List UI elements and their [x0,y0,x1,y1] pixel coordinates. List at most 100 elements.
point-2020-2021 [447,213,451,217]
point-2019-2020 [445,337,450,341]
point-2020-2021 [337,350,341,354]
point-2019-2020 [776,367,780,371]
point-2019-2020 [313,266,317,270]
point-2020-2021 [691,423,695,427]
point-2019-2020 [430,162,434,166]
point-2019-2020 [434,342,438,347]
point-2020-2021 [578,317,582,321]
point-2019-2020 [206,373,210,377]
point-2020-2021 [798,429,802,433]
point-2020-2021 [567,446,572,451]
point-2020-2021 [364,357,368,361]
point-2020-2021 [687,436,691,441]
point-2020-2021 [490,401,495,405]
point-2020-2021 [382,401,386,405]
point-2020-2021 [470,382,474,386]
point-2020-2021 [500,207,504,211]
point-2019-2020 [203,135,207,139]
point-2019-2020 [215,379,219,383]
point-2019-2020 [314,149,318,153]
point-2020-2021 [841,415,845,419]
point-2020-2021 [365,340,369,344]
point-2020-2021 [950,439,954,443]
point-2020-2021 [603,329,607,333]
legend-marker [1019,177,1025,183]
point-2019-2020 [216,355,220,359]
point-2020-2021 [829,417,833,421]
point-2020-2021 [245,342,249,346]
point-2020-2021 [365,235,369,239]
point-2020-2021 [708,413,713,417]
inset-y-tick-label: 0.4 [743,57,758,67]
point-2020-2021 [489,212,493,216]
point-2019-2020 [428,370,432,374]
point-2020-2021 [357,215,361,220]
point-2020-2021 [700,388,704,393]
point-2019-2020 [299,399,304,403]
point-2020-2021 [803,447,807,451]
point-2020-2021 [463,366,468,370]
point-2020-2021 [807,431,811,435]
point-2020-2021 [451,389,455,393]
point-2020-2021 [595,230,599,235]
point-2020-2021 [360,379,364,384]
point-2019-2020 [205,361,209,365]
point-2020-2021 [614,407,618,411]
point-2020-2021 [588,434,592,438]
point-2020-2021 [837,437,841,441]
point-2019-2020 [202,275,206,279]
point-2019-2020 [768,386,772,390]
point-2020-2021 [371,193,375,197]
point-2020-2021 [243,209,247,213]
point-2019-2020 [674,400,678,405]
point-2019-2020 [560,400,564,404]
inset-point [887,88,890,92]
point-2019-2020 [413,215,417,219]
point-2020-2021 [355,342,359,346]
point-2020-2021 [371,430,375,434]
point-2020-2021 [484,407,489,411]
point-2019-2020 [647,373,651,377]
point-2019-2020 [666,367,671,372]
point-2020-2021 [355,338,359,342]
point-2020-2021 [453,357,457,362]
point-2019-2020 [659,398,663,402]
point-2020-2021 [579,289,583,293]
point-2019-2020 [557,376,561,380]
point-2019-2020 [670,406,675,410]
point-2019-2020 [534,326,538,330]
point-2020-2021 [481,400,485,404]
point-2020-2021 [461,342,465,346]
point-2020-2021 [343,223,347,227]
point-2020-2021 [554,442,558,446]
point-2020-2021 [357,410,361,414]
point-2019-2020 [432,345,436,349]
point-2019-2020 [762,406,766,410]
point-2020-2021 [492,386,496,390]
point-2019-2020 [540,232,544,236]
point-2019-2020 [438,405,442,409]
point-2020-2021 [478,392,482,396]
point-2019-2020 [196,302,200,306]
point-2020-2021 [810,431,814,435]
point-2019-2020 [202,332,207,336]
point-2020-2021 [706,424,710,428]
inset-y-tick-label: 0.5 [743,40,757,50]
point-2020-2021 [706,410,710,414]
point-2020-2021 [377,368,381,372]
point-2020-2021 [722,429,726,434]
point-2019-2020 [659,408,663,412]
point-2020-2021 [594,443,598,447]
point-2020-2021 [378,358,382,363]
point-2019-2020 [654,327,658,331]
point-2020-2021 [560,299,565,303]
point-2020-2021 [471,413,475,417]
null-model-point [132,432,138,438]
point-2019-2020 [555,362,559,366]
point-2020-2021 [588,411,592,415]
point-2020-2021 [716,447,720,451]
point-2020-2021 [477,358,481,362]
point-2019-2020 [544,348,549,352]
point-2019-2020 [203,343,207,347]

......

▶ What you have to do
Format everything from the start of the records down to the line containing "point-2019-2020 [434,342,438,347]" as a numbered list, including both ends and omitting blank lines.

▶ Response to the task
1. List UI elements and their [x0,y0,x1,y1] pixel coordinates. List at most 100 elements.
2. point-2020-2021 [447,213,451,217]
3. point-2019-2020 [445,337,450,341]
4. point-2020-2021 [337,350,341,354]
5. point-2019-2020 [776,367,780,371]
6. point-2019-2020 [313,266,317,270]
7. point-2020-2021 [691,423,695,427]
8. point-2019-2020 [430,162,434,166]
9. point-2019-2020 [434,342,438,347]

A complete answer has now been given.